- **YOUR OBJECTIVE**: Note each line where "советники" appears, and copy it.

(Data excerpts)

>> begin

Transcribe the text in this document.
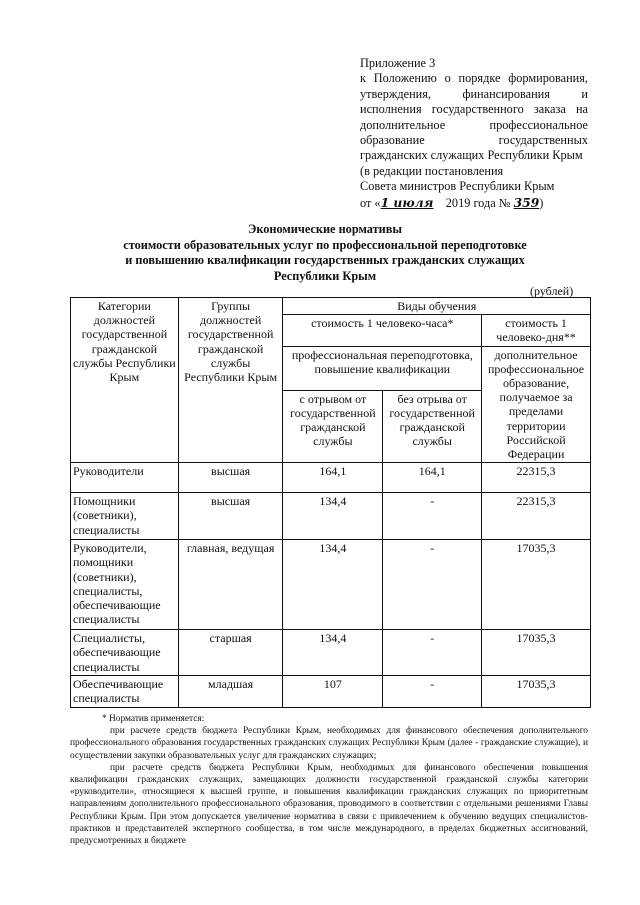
Приложение 3
к Положению о порядке формирования,
утверждения, финансирования и
исполнения государственного заказа на
дополнительное профессиональное
образование государственных
гражданских служащих Республики Крым
(в редакции постановления
Совета министров Республики Крым
от «1 июля 2019 года № 359)
Экономические нормативы
стоимости образовательных услуг по профессиональной переподготовке
и повышению квалификации государственных гражданских служащих
Республики Крым
(рублей)
Категории должностей государственной гражданской службы Республики Крым	Группы должностей государственной гражданской службы Республики Крым	Виды обучения		
		стоимость 1 человеко-часа*		стоимость 1 человеко-дня**
		профессиональная переподготовка, повышение квалификации		дополнительное профессиональное образование, получаемое за пределами территории Российской Федерации
		с отрывом от государственной гражданской службы	без отрыва от государственной гражданской службы	
Руководители	высшая	164,1	164,1	22315,3
Помощники (советники), специалисты	высшая	134,4	-	22315,3
Руководители, помощники (советники), специалисты, обеспечивающие специалисты	главная, ведущая	134,4	-	17035,3
Специалисты, обеспечивающие специалисты	старшая	134,4	-	17035,3
Обеспечивающие специалисты	младшая	107	-	17035,3

* Норматив применяется:

при расчете средств бюджета Республики Крым, необходимых для финансового обеспечения дополнительного профессионального образования государственных гражданских служащих Республики Крым (далее - гражданские служащие), и осуществлении закупки образовательных услуг для гражданских служащих;

при расчете средств бюджета Республики Крым, необходимых для финансового обеспечения повышения квалификации гражданских служащих, замещающих должности государственной гражданской службы категории «руководители», относящиеся к высшей группе, и повышения квалификации гражданских служащих по приоритетным направлениям дополнительного профессионального образования, проводимого в соответствии с отдельными решениями Главы Республики Крым. При этом допускается увеличение норматива в связи с привлечением к обучению ведущих специалистов-практиков и представителей экспертного сообщества, в том числе международного, в пределах бюджетных ассигнований, предусмотренных в бюджете
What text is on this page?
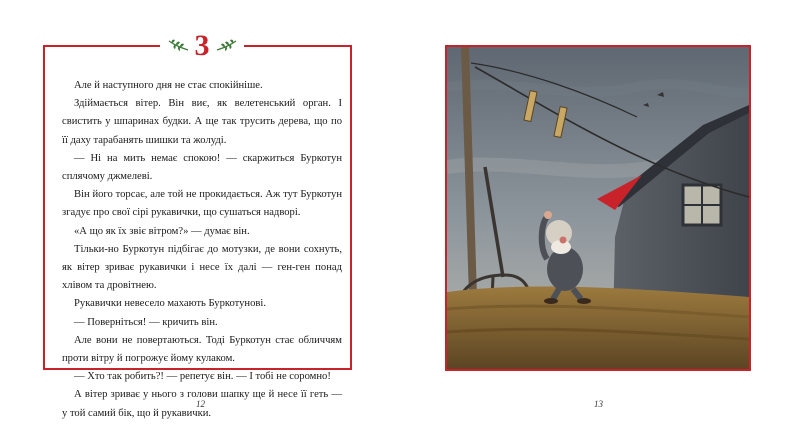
3

Але й наступного дня не стає спокійніше.

Здіймається вітер. Він виє, як велетенський орган. І свистить у шпаринах будки. А ще так трусить дерева, що по її даху тарабанять шишки та жолуді.

— Ні на мить немає спокою! — скаржиться Буркотун сплячому джмелеві.

Він його торсає, але той не прокидається. Аж тут Буркотун згадує про свої сірі рукавички, що сушаться надворі.

«А що як їх звіє вітром?» — думає він.

Тільки-но Буркотун підбігає до мотузки, де вони сохнуть, як вітер зриває рукавички і несе їх далі — ген-ген понад хлівом та дровітнею.

Рукавички невесело махають Буркотунові.

— Поверніться! — кричить він.

Але вони не повертаються. Тоді Буркотун стає обличчям проти вітру й погрожує йому кулаком.

— Хто так робить?! — репетує він. — І тобі не соромно!

А вітер зриває у нього з голови шапку ще й несе її геть — у той самий бік, що й рукавички.

12	13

>> end

- **ANSWER FOR THE TASK**:
Помощники (советники), специалисты	высшая	134,4	-	22315,3
Руководители, помощники (советники), специалисты, обеспечивающие специалисты	главная, ведущая	134,4	-	17035,3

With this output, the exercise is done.